(Annotated element entries)

===============

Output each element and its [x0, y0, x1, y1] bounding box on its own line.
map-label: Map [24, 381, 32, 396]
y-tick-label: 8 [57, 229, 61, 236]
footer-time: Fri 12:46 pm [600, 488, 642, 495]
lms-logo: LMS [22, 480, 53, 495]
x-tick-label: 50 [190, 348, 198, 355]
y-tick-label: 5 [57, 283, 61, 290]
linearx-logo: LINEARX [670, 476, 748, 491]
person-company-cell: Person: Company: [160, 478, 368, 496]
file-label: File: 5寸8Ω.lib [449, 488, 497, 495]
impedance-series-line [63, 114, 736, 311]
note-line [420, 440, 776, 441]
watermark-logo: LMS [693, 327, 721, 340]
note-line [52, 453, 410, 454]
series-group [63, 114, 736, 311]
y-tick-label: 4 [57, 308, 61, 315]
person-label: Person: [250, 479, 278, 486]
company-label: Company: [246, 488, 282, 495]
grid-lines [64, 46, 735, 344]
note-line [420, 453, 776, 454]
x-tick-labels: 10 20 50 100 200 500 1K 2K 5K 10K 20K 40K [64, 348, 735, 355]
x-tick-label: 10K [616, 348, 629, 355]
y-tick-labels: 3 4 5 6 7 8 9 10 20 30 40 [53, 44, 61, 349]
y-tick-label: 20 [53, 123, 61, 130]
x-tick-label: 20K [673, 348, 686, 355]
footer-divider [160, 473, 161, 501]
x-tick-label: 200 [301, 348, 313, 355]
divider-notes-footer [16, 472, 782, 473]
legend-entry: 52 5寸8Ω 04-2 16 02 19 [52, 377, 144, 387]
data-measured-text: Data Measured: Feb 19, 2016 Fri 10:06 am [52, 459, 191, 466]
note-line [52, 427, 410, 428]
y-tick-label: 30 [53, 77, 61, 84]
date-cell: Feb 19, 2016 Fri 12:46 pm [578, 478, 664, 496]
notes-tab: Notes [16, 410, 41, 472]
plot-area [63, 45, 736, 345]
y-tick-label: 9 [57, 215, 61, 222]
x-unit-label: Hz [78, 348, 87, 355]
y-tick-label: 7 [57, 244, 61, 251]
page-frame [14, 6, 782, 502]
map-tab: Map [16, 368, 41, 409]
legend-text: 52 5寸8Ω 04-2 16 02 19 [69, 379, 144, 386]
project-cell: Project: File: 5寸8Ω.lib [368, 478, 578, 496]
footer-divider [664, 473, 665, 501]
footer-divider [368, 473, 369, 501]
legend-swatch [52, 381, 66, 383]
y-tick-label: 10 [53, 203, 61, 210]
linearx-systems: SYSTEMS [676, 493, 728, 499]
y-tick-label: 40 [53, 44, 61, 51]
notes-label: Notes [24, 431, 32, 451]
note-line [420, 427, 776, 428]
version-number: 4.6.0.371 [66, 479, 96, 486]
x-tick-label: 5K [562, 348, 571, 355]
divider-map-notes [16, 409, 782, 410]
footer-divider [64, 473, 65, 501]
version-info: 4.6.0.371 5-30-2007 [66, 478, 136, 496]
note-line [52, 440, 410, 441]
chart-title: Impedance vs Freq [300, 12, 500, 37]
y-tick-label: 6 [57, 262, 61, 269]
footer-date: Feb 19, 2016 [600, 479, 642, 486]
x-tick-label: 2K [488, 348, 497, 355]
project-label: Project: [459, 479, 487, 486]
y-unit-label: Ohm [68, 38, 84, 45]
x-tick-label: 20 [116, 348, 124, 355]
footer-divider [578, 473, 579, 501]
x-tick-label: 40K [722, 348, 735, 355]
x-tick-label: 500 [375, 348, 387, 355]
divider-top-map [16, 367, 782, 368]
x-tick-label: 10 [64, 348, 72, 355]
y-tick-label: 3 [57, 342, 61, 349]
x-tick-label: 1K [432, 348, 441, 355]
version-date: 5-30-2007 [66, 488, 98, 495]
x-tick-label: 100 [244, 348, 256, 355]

===============

* **Exercise prompt**:
Could you reproduce every line of the material with each "footer-divider" switched to "footer-separator" and everything else left unchanged?

* **Reply to the task**:
Output each element and its [x0, y0, x1, y1] bounding box on its own line.
map-label: Map [24, 381, 32, 396]
y-tick-label: 8 [57, 229, 61, 236]
footer-time: Fri 12:46 pm [600, 488, 642, 495]
lms-logo: LMS [22, 480, 53, 495]
x-tick-label: 50 [190, 348, 198, 355]
y-tick-label: 5 [57, 283, 61, 290]
linearx-logo: LINEARX [670, 476, 748, 491]
person-company-cell: Person: Company: [160, 478, 368, 496]
file-label: File: 5寸8Ω.lib [449, 488, 497, 495]
impedance-series-line [63, 114, 736, 311]
note-line [420, 440, 776, 441]
watermark-logo: LMS [693, 327, 721, 340]
note-line [52, 453, 410, 454]
series-group [63, 114, 736, 311]
y-tick-label: 4 [57, 308, 61, 315]
person-label: Person: [250, 479, 278, 486]
company-label: Company: [246, 488, 282, 495]
grid-lines [64, 46, 735, 344]
note-line [420, 453, 776, 454]
x-tick-labels: 10 20 50 100 200 500 1K 2K 5K 10K 20K 40K [64, 348, 735, 355]
x-tick-label: 10K [616, 348, 629, 355]
y-tick-labels: 3 4 5 6 7 8 9 10 20 30 40 [53, 44, 61, 349]
y-tick-label: 20 [53, 123, 61, 130]
x-tick-label: 20K [673, 348, 686, 355]
footer-separator [160, 473, 161, 501]
x-tick-label: 200 [301, 348, 313, 355]
divider-notes-footer [16, 472, 782, 473]
legend-entry: 52 5寸8Ω 04-2 16 02 19 [52, 377, 144, 387]
data-measured-text: Data Measured: Feb 19, 2016 Fri 10:06 am [52, 459, 191, 466]
note-line [52, 427, 410, 428]
y-tick-label: 30 [53, 77, 61, 84]
date-cell: Feb 19, 2016 Fri 12:46 pm [578, 478, 664, 496]
notes-tab: Notes [16, 410, 41, 472]
plot-area [63, 45, 736, 345]
y-tick-label: 9 [57, 215, 61, 222]
x-unit-label: Hz [78, 348, 87, 355]
y-tick-label: 7 [57, 244, 61, 251]
page-frame [14, 6, 782, 502]
map-tab: Map [16, 368, 41, 409]
legend-text: 52 5寸8Ω 04-2 16 02 19 [69, 379, 144, 386]
project-cell: Project: File: 5寸8Ω.lib [368, 478, 578, 496]
footer-separator [664, 473, 665, 501]
footer-separator [368, 473, 369, 501]
legend-swatch [52, 381, 66, 383]
y-tick-label: 10 [53, 203, 61, 210]
linearx-systems: SYSTEMS [676, 493, 728, 499]
y-tick-label: 40 [53, 44, 61, 51]
notes-label: Notes [24, 431, 32, 451]
note-line [420, 427, 776, 428]
version-number: 4.6.0.371 [66, 479, 96, 486]
x-tick-label: 5K [562, 348, 571, 355]
divider-map-notes [16, 409, 782, 410]
footer-separator [64, 473, 65, 501]
version-info: 4.6.0.371 5-30-2007 [66, 478, 136, 496]
note-line [52, 440, 410, 441]
chart-title: Impedance vs Freq [300, 12, 500, 37]
y-tick-label: 6 [57, 262, 61, 269]
footer-date: Feb 19, 2016 [600, 479, 642, 486]
x-tick-label: 2K [488, 348, 497, 355]
project-label: Project: [459, 479, 487, 486]
y-unit-label: Ohm [68, 38, 84, 45]
x-tick-label: 20 [116, 348, 124, 355]
footer-separator [578, 473, 579, 501]
x-tick-label: 40K [722, 348, 735, 355]
x-tick-label: 500 [375, 348, 387, 355]
divider-top-map [16, 367, 782, 368]
x-tick-label: 10 [64, 348, 72, 355]
y-tick-label: 3 [57, 342, 61, 349]
x-tick-label: 1K [432, 348, 441, 355]
version-date: 5-30-2007 [66, 488, 98, 495]
x-tick-label: 100 [244, 348, 256, 355]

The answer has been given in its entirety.